:: Passage provided ::
This blog post isn't important and belongs to the light genre.
As Manzo reminded us, Tesla presented its new very ugly "Cybertruck" – a cardboard milk on wheels, as radio hosts call it in my homeland.
The most important minute of the ritual included the tests of the resilience of this "tank". Sadly, two windows didn't survive the hammer test.
What people outside Czechia don't realize is that this stunt was copied from the beloved 1999 Czech comedy movie about the year 1968, "The Cosy Dens". It's a movie revolving around two families and their kids. The macho fathers in these two families are an enthusiastic communist and a staunch anti-communist (who is also an anti-fascist veteran), respectively.

:: Questions on the material ::
A - Please rewrite the part of the blog post that opens with "As Manzo reminded" and closes with "anti-fascist veteran), respectively.", changing "hammer" to "sledgehammer".
B - According to the blog post, which 1999 Czech comedy movie was the Cybertruck stunt copied from?
Work only from the blog post.

:: Dataset entries ::
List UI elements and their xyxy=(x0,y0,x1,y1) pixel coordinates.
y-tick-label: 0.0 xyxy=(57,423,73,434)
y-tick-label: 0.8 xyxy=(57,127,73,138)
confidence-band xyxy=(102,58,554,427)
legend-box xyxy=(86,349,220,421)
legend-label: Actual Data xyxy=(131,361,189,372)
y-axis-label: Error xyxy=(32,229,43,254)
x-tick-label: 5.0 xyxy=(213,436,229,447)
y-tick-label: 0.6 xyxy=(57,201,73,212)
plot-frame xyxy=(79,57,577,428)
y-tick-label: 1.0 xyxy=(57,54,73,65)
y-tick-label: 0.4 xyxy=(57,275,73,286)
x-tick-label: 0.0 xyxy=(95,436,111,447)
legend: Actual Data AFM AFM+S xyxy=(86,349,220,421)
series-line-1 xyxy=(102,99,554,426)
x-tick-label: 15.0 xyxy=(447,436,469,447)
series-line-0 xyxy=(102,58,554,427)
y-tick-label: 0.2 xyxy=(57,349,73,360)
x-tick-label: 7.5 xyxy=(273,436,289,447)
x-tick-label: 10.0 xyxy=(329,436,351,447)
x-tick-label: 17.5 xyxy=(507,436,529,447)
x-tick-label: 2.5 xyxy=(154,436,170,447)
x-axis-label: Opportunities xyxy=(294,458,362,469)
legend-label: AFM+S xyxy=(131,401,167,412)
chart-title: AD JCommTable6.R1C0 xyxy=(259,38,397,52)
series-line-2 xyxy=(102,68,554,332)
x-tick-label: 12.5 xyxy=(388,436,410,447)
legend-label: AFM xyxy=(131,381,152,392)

:: Answer list ::
A -
As Manzo reminded us, Tesla presented its new very ugly "Cybertruck" – a cardboard milk on wheels, as radio hosts call it in my homeland.
The most important minute of the ritual included the tests of the resilience of this "tank". Sadly, two windows didn't survive the sledgehammer test.
What people outside Czechia don't realize is that this stunt was copied from the beloved 1999 Czech comedy movie about the year 1968, "The Cosy Dens". It's a movie revolving around two families and their kids. The macho fathers in these two families are an enthusiastic communist and a staunch anti-communist (who is also an anti-fascist veteran), respectively.

B - "The Cosy Dens"